## What is being asked:
Print the listing once more, exactly as it stands.

## Input:
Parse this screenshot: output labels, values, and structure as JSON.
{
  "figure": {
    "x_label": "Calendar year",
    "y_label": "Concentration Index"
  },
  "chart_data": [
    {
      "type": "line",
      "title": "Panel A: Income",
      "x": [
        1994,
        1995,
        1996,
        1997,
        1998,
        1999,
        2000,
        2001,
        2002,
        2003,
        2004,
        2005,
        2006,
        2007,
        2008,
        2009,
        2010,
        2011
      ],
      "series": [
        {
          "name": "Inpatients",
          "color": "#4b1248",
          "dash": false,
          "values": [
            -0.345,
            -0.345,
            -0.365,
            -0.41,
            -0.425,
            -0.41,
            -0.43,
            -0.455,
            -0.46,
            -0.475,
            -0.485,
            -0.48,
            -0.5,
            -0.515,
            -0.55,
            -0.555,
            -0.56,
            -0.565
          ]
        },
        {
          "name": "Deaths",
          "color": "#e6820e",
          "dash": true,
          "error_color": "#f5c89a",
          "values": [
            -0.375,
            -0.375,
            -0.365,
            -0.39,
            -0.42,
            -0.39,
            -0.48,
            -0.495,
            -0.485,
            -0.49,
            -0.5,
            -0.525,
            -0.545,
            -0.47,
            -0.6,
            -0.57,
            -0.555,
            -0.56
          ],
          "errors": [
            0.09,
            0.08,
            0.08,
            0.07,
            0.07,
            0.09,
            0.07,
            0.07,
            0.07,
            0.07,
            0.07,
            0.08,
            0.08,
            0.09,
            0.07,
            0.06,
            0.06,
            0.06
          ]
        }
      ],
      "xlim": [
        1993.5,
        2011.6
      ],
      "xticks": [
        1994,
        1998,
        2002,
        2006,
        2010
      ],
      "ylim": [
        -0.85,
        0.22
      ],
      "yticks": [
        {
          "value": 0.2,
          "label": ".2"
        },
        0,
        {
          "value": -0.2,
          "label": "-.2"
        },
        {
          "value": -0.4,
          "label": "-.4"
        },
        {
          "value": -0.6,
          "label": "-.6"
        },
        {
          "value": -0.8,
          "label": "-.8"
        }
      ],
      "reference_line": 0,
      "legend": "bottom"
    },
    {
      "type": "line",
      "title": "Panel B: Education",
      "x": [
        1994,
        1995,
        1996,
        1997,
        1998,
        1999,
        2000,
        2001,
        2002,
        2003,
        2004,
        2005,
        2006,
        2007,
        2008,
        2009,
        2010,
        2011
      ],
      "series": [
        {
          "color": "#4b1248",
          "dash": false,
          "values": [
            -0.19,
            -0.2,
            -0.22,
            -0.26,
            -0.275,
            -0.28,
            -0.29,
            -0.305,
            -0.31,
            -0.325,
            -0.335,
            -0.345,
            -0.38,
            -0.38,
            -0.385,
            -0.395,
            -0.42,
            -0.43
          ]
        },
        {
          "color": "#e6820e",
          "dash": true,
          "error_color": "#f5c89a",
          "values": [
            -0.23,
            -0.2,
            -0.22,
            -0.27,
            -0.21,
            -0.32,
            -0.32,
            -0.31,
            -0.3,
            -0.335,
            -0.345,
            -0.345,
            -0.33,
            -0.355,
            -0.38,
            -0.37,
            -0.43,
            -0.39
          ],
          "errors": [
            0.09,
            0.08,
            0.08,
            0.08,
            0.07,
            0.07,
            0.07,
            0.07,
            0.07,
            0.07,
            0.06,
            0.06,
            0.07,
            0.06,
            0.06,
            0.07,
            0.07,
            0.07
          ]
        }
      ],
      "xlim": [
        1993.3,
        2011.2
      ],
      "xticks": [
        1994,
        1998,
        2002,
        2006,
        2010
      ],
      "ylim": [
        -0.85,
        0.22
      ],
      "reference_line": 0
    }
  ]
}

## Exercise solution:
Parse this screenshot: output labels, values, and structure as JSON.
{
  "figure": {
    "x_label": "Calendar year",
    "y_label": "Concentration Index"
  },
  "chart_data": [
    {
      "type": "line",
      "title": "Panel A: Income",
      "x": [
        1994,
        1995,
        1996,
        1997,
        1998,
        1999,
        2000,
        2001,
        2002,
        2003,
        2004,
        2005,
        2006,
        2007,
        2008,
        2009,
        2010,
        2011
      ],
      "series": [
        {
          "name": "Inpatients",
          "color": "#4b1248",
          "dash": false,
          "values": [
            -0.345,
            -0.345,
            -0.365,
            -0.41,
            -0.425,
            -0.41,
            -0.43,
            -0.455,
            -0.46,
            -0.475,
            -0.485,
            -0.48,
            -0.5,
            -0.515,
            -0.55,
            -0.555,
            -0.56,
            -0.565
          ]
        },
        {
          "name": "Deaths",
          "color": "#e6820e",
          "dash": true,
          "error_color": "#f5c89a",
          "values": [
            -0.375,
            -0.375,
            -0.365,
            -0.39,
            -0.42,
            -0.39,
            -0.48,
            -0.495,
            -0.485,
            -0.49,
            -0.5,
            -0.525,
            -0.545,
            -0.47,
            -0.6,
            -0.57,
            -0.555,
            -0.56
          ],
          "errors": [
            0.09,
            0.08,
            0.08,
            0.07,
            0.07,
            0.09,
            0.07,
            0.07,
            0.07,
            0.07,
            0.07,
            0.08,
            0.08,
            0.09,
            0.07,
            0.06,
            0.06,
            0.06
          ]
        }
      ],
      "xlim": [
        1993.5,
        2011.6
      ],
      "xticks": [
        1994,
        1998,
        2002,
        2006,
        2010
      ],
      "ylim": [
        -0.85,
        0.22
      ],
      "yticks": [
        {
          "value": 0.2,
          "label": ".2"
        },
        0,
        {
          "value": -0.2,
          "label": "-.2"
        },
        {
          "value": -0.4,
          "label": "-.4"
        },
        {
          "value": -0.6,
          "label": "-.6"
        },
        {
          "value": -0.8,
          "label": "-.8"
        }
      ],
      "reference_line": 0,
      "legend": "bottom"
    },
    {
      "type": "line",
      "title": "Panel B: Education",
      "x": [
        1994,
        1995,
        1996,
        1997,
        1998,
        1999,
        2000,
        2001,
        2002,
        2003,
        2004,
        2005,
        2006,
        2007,
        2008,
        2009,
        2010,
        2011
      ],
      "series": [
        {
          "color": "#4b1248",
          "dash": false,
          "values": [
            -0.19,
            -0.2,
            -0.22,
            -0.26,
            -0.275,
            -0.28,
            -0.29,
            -0.305,
            -0.31,
            -0.325,
            -0.335,
            -0.345,
            -0.38,
            -0.38,
            -0.385,
            -0.395,
            -0.42,
            -0.43
          ]
        },
        {
          "color": "#e6820e",
          "dash": true,
          "error_color": "#f5c89a",
          "values": [
            -0.23,
            -0.2,
            -0.22,
            -0.27,
            -0.21,
            -0.32,
            -0.32,
            -0.31,
            -0.3,
            -0.335,
            -0.345,
            -0.345,
            -0.33,
            -0.355,
            -0.38,
            -0.37,
            -0.43,
            -0.39
          ],
          "errors": [
            0.09,
            0.08,
            0.08,
            0.08,
            0.07,
            0.07,
            0.07,
            0.07,
            0.07,
            0.07,
            0.06,
            0.06,
            0.07,
            0.06,
            0.06,
            0.07,
            0.07,
            0.07
          ]
        }
      ],
      "xlim": [
        1993.3,
        2011.2
      ],
      "xticks": [
        1994,
        1998,
        2002,
        2006,
        2010
      ],
      "ylim": [
        -0.85,
        0.22
      ],
      "reference_line": 0
    }
  ]
}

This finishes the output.